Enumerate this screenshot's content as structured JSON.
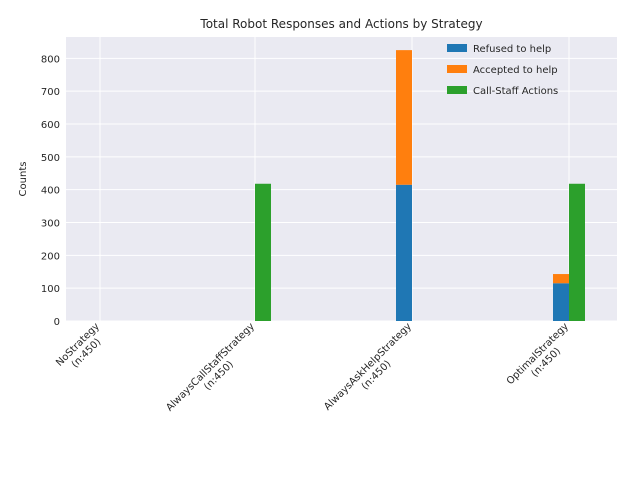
{
  "chart_data": {
    "type": "bar",
    "stacked_partial": true,
    "title": "Total Robot Responses and Actions by Strategy",
    "ylabel": "Counts",
    "xlabel": "",
    "ylim": [
      0,
      865
    ],
    "yticks": [
      0,
      100,
      200,
      300,
      400,
      500,
      600,
      700,
      800
    ],
    "grid": true,
    "legend_position": "top-right",
    "categories": [
      "NoStrategy\n(n:450)",
      "AlwaysCallStaffStrategy\n(n:450)",
      "AlwaysAskHelpStrategy\n(n:450)",
      "OptimalStrategy\n(n:450)"
    ],
    "series": [
      {
        "name": "Refused to help",
        "color": "#1f77b4",
        "values": [
          0,
          0,
          415,
          115
        ],
        "stack": "help",
        "offset": -1
      },
      {
        "name": "Accepted to help",
        "color": "#ff7f0e",
        "values": [
          0,
          0,
          410,
          28
        ],
        "stack": "help",
        "offset": -1
      },
      {
        "name": "Call-Staff Actions",
        "color": "#2ca02c",
        "values": [
          0,
          418,
          0,
          418
        ],
        "stack": "staff",
        "offset": 1
      }
    ],
    "colors": {
      "plot_background": "#eaeaf2",
      "grid": "#ffffff",
      "text": "#262626"
    }
  }
}
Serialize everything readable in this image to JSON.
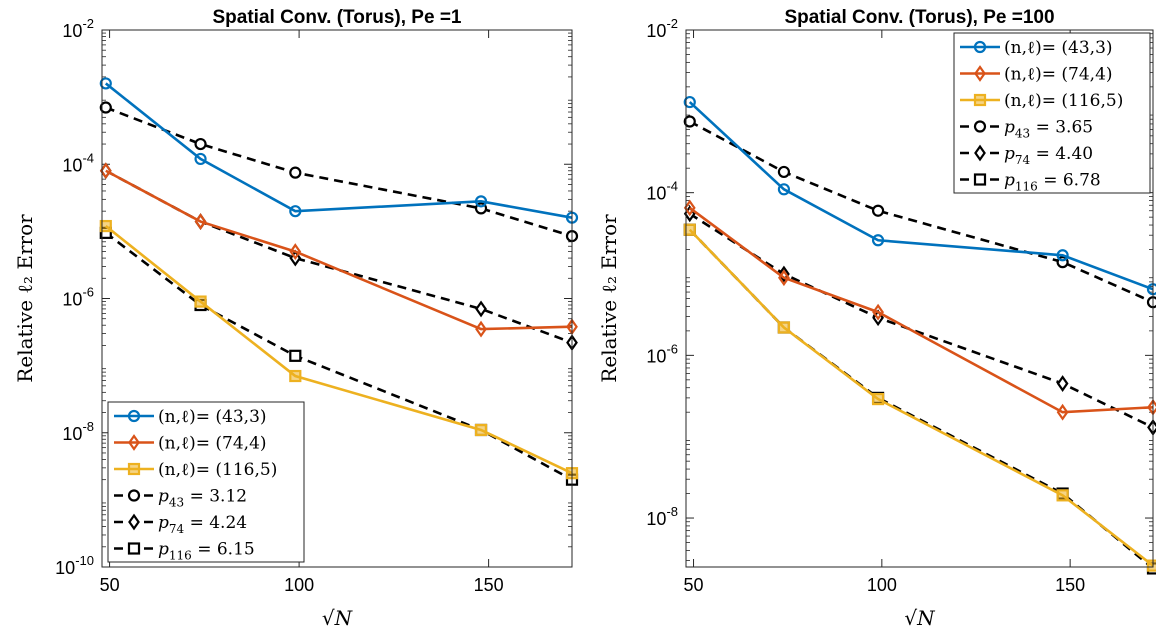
{
  "chart_data": [
    {
      "type": "line",
      "title": "Spatial Conv. (Torus), Pe =1",
      "xlabel": "√N",
      "ylabel": "Relative ℓ₂ Error",
      "xscale": "linear",
      "yscale": "log",
      "xlim": [
        48,
        172
      ],
      "ylim": [
        1e-10,
        0.01
      ],
      "xticks": [
        50,
        100,
        150
      ],
      "yticks": [
        {
          "value": 1e-10,
          "base": "10",
          "exp": "-10"
        },
        {
          "value": 1e-08,
          "base": "10",
          "exp": "-8"
        },
        {
          "value": 1e-06,
          "base": "10",
          "exp": "-6"
        },
        {
          "value": 0.0001,
          "base": "10",
          "exp": "-4"
        },
        {
          "value": 0.01,
          "base": "10",
          "exp": "-2"
        }
      ],
      "legend_position": "bottom-left",
      "x": [
        49,
        74,
        99,
        148,
        172
      ],
      "series": [
        {
          "name": "(n,ℓ)= (43,3)",
          "color": "#0072BD",
          "style": "solid",
          "marker": "circle",
          "values": [
            0.0016,
            0.00012,
            2e-05,
            2.8e-05,
            1.6e-05
          ]
        },
        {
          "name": "(n,ℓ)= (74,4)",
          "color": "#D95319",
          "style": "solid",
          "marker": "diamond",
          "values": [
            8e-05,
            1.4e-05,
            5e-06,
            3.5e-07,
            3.8e-07
          ]
        },
        {
          "name": "(n,ℓ)= (116,5)",
          "color": "#EDB120",
          "style": "solid",
          "marker": "square",
          "values": [
            1.2e-05,
            9e-07,
            7e-08,
            1.1e-08,
            2.5e-09
          ]
        },
        {
          "name": "p43 = 3.12",
          "sub": "43",
          "value": "3.12",
          "color": "#000000",
          "style": "dashed",
          "marker": "circle",
          "values": [
            0.0007,
            0.0002,
            7.5e-05,
            2.2e-05,
            8.5e-06
          ]
        },
        {
          "name": "p74 = 4.24",
          "sub": "74",
          "value": "4.24",
          "color": "#000000",
          "style": "dashed",
          "marker": "diamond",
          "values": [
            8e-05,
            1.4e-05,
            4e-06,
            7e-07,
            2.2e-07
          ]
        },
        {
          "name": "p116 = 6.15",
          "sub": "116",
          "value": "6.15",
          "color": "#000000",
          "style": "dashed",
          "marker": "square",
          "values": [
            9.5e-06,
            8e-07,
            1.4e-07,
            1.1e-08,
            2e-09
          ]
        }
      ]
    },
    {
      "type": "line",
      "title": "Spatial Conv. (Torus), Pe =100",
      "xlabel": "√N",
      "ylabel": "Relative ℓ₂ Error",
      "xscale": "linear",
      "yscale": "log",
      "xlim": [
        48,
        172
      ],
      "ylim": [
        2.5e-09,
        0.01
      ],
      "xticks": [
        50,
        100,
        150
      ],
      "yticks": [
        {
          "value": 1e-08,
          "base": "10",
          "exp": "-8"
        },
        {
          "value": 1e-06,
          "base": "10",
          "exp": "-6"
        },
        {
          "value": 0.0001,
          "base": "10",
          "exp": "-4"
        },
        {
          "value": 0.01,
          "base": "10",
          "exp": "-2"
        }
      ],
      "legend_position": "top-right",
      "x": [
        49,
        74,
        99,
        148,
        172
      ],
      "series": [
        {
          "name": "(n,ℓ)= (43,3)",
          "color": "#0072BD",
          "style": "solid",
          "marker": "circle",
          "values": [
            0.0013,
            0.00011,
            2.6e-05,
            1.7e-05,
            6.5e-06
          ]
        },
        {
          "name": "(n,ℓ)= (74,4)",
          "color": "#D95319",
          "style": "solid",
          "marker": "diamond",
          "values": [
            6.5e-05,
            9e-06,
            3.4e-06,
            2e-07,
            2.3e-07
          ]
        },
        {
          "name": "(n,ℓ)= (116,5)",
          "color": "#EDB120",
          "style": "solid",
          "marker": "square",
          "values": [
            3.5e-05,
            2.2e-06,
            2.9e-07,
            1.9e-08,
            2.6e-09
          ]
        },
        {
          "name": "p43 = 3.65",
          "sub": "43",
          "value": "3.65",
          "color": "#000000",
          "style": "dashed",
          "marker": "circle",
          "values": [
            0.00075,
            0.00018,
            6e-05,
            1.4e-05,
            4.5e-06
          ]
        },
        {
          "name": "p74 = 4.40",
          "sub": "74",
          "value": "4.40",
          "color": "#000000",
          "style": "dashed",
          "marker": "diamond",
          "values": [
            5.5e-05,
            1e-05,
            2.9e-06,
            4.5e-07,
            1.3e-07
          ]
        },
        {
          "name": "p116 = 6.78",
          "sub": "116",
          "value": "6.78",
          "color": "#000000",
          "style": "dashed",
          "marker": "square",
          "values": [
            3.5e-05,
            2.2e-06,
            3e-07,
            2e-08,
            2.4e-09
          ]
        }
      ]
    }
  ]
}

═══

## What the task requires
Lines holding the word "Conv" in the entries above are the ones to pull out. Copy them all.

## Result of this task
      "title": "Spatial Conv. (Torus), Pe =1",
      "title": "Spatial Conv. (Torus), Pe =100",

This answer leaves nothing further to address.